TASK BRIEF: Repeat each entry word for word. Leave any images out of the copy.

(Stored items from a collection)
>> BEGIN

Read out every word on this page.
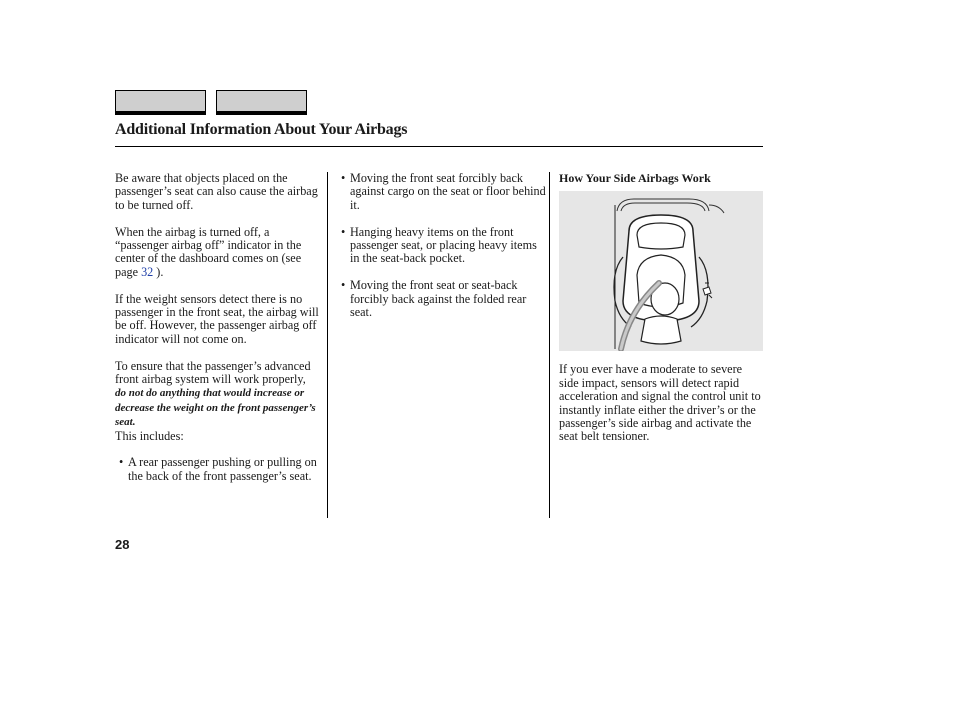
Additional Information About Your Airbags

Be aware that objects placed on the passenger’s seat can also cause the airbag to be turned off.

When the airbag is turned off, a “passenger airbag off” indicator in the center of the dashboard comes on (see page 32 ).

If the weight sensors detect there is no passenger in the front seat, the airbag will be off. However, the passenger airbag off indicator will not come on.

To ensure that the passenger’s advanced front airbag system will work properly, do not do anything that would increase or decrease the weight on the front passenger’s seat.
This includes:

• A rear passenger pushing or pulling on the back of the front passenger’s seat.
• Moving the front seat forcibly back against cargo on the seat or floor behind it.
• Hanging heavy items on the front passenger seat, or placing heavy items in the seat-back pocket.
• Moving the front seat or seat-back forcibly back against the folded rear seat.
How Your Side Airbags Work

If you ever have a moderate to severe side impact, sensors will detect rapid acceleration and signal the control unit to instantly inflate either the driver’s or the passenger’s side airbag and activate the seat belt tensioner.

28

>> END

FULL RESPONSE:
Read out every word on this page.
Additional Information About Your Airbags

Be aware that objects placed on the passenger’s seat can also cause the airbag to be turned off.

When the airbag is turned off, a “passenger airbag off” indicator in the center of the dashboard comes on (see page 32 ).

If the weight sensors detect there is no passenger in the front seat, the airbag will be off. However, the passenger airbag off indicator will not come on.

To ensure that the passenger’s advanced front airbag system will work properly, do not do anything that would increase or decrease the weight on the front passenger’s seat.
This includes:

• A rear passenger pushing or pulling on the back of the front passenger’s seat.
• Moving the front seat forcibly back against cargo on the seat or floor behind it.
• Hanging heavy items on the front passenger seat, or placing heavy items in the seat-back pocket.
• Moving the front seat or seat-back forcibly back against the folded rear seat.
How Your Side Airbags Work

If you ever have a moderate to severe side impact, sensors will detect rapid acceleration and signal the control unit to instantly inflate either the driver’s or the passenger’s side airbag and activate the seat belt tensioner.

28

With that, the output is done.